> _Short exercise_
Repeat word for word everything from the line containing "What does this" to the end of the listing, first and last lines included, and only that.

> _Entries provided_

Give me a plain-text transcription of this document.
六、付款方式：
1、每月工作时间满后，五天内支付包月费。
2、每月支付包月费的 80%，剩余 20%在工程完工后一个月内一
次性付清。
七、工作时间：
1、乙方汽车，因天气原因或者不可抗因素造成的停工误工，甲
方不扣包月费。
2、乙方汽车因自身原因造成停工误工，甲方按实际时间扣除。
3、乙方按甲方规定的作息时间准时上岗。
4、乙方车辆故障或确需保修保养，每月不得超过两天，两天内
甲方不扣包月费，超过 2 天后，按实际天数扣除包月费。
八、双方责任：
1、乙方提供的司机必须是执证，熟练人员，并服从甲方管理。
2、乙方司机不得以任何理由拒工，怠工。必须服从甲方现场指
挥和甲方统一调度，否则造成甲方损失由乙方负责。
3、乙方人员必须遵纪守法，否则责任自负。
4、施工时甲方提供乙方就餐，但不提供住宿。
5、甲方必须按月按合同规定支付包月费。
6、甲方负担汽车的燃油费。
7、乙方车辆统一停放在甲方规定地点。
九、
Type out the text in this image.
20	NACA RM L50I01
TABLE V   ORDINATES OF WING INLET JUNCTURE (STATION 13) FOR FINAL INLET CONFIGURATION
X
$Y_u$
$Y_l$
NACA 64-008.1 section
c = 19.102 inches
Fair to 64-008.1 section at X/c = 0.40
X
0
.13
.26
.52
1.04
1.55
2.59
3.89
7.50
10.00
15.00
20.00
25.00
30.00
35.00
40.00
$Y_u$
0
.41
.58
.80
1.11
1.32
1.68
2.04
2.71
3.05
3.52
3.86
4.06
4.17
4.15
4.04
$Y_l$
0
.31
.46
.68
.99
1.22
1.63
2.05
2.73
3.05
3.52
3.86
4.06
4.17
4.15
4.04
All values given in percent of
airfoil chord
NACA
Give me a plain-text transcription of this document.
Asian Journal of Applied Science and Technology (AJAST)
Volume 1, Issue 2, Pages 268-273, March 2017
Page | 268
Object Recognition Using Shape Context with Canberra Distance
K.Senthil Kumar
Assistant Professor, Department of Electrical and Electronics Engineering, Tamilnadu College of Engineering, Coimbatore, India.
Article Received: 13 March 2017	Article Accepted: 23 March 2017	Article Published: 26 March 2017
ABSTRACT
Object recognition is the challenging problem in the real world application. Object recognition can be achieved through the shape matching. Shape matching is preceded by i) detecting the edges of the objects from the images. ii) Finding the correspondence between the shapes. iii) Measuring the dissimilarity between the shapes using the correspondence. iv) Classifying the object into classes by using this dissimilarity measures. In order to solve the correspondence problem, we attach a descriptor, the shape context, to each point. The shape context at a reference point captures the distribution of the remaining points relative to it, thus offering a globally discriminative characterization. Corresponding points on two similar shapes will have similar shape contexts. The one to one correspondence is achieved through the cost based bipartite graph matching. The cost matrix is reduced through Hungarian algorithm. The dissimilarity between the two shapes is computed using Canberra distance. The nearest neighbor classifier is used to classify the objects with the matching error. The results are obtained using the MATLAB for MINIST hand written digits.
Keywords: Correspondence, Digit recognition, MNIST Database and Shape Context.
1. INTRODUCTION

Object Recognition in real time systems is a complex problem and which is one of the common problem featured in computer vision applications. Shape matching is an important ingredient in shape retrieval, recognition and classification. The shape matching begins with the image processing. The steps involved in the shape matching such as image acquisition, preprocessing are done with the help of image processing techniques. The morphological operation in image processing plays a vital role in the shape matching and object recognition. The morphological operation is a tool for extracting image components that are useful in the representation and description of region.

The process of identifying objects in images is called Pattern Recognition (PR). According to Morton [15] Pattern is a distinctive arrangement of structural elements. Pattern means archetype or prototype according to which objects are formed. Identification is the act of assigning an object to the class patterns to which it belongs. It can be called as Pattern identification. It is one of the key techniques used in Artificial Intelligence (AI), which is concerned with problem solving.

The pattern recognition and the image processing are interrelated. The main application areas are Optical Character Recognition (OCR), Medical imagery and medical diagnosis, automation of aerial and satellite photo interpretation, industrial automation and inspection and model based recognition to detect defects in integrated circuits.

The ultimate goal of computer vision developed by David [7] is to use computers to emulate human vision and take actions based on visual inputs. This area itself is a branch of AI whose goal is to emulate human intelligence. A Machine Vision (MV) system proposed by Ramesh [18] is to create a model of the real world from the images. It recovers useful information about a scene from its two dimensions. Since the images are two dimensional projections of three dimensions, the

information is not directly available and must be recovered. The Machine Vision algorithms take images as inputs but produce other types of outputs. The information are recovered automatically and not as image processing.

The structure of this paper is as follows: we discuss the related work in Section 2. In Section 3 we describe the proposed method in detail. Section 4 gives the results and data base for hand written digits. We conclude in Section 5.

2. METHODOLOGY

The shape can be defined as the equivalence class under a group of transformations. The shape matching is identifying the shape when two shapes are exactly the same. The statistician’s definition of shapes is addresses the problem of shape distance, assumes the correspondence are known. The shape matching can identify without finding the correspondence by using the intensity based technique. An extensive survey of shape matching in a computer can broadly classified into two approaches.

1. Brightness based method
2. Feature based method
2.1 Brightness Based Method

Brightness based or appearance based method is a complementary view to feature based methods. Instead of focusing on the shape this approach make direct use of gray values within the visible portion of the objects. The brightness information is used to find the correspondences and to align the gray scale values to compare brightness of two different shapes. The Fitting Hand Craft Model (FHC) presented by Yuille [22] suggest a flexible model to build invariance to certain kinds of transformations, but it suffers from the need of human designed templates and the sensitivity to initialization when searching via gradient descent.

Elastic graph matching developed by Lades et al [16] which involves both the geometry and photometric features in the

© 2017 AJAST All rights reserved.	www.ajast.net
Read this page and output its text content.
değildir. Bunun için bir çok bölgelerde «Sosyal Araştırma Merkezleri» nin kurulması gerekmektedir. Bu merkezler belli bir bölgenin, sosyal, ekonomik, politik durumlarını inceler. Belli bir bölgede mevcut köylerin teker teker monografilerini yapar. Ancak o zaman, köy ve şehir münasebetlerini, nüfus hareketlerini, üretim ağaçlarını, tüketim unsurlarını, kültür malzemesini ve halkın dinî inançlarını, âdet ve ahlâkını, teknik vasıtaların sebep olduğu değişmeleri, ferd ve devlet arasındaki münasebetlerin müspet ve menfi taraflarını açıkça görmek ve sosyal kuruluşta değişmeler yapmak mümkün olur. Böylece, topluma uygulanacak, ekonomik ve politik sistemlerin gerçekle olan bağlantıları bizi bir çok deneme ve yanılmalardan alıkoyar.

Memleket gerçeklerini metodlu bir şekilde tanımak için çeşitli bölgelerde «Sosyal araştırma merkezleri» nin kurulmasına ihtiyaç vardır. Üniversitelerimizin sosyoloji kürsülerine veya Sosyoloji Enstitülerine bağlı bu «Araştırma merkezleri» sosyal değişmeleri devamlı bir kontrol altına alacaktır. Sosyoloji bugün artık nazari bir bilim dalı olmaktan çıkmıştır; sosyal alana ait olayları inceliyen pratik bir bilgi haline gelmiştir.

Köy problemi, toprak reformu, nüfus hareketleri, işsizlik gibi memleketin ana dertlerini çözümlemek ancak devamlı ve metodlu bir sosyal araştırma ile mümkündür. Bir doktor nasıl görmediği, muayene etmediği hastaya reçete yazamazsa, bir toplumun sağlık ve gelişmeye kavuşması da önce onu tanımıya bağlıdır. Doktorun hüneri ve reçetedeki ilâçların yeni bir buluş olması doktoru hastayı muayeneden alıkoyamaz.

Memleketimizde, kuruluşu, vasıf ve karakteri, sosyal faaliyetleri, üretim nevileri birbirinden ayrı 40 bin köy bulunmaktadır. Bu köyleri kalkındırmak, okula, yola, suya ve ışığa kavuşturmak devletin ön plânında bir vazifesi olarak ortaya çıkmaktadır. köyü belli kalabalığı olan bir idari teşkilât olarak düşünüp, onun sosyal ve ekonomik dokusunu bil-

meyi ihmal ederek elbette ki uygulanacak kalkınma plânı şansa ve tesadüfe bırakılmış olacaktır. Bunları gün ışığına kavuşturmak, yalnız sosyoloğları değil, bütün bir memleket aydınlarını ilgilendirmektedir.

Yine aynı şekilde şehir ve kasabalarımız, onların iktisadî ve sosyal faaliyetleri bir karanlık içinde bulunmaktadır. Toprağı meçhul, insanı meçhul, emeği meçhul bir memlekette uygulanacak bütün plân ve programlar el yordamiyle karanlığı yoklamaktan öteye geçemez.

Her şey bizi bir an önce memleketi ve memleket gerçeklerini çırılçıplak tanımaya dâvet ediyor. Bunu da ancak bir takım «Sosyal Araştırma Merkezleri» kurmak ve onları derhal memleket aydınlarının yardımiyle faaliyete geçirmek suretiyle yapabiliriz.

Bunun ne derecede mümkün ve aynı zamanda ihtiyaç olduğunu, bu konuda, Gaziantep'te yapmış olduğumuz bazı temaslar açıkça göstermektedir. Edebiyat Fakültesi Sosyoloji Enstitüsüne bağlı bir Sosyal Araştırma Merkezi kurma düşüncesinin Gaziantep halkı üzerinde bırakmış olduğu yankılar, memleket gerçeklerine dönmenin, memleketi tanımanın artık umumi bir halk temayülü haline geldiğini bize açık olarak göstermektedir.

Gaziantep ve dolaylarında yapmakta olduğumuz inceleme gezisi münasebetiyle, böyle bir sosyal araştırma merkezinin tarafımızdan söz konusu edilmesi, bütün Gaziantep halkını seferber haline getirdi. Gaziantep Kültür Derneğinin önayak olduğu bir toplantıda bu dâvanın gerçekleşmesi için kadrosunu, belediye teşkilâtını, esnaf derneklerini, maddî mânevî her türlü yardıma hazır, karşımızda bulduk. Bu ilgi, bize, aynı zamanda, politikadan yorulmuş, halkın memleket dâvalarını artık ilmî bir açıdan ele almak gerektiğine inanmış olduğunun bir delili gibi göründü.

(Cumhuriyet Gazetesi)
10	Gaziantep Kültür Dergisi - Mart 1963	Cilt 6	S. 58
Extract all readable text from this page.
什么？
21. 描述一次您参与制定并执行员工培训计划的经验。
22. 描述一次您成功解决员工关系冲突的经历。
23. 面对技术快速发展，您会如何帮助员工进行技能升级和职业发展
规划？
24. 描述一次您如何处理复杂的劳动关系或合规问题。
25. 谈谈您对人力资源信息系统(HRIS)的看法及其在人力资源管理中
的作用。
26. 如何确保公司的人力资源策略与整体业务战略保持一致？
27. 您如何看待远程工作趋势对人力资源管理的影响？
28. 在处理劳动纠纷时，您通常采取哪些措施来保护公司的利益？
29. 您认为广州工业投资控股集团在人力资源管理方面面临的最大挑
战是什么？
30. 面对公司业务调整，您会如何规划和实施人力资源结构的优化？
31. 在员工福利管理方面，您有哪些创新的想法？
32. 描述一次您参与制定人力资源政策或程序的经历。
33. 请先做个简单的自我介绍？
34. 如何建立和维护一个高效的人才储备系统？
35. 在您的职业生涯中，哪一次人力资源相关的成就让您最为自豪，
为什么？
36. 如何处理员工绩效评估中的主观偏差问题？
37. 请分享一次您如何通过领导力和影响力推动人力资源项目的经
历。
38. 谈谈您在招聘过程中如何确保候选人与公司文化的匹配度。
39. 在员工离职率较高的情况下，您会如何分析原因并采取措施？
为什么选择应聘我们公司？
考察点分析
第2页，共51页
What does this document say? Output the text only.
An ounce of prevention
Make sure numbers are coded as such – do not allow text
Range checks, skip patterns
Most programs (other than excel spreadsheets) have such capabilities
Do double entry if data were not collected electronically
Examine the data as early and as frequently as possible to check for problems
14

> _Output of the task_
What does this document say? Output the text only.
An ounce of prevention
Make sure numbers are coded as such – do not allow text
Range checks, skip patterns
Most programs (other than excel spreadsheets) have such capabilities
Do double entry if data were not collected electronically
Examine the data as early and as frequently as possible to check for problems
14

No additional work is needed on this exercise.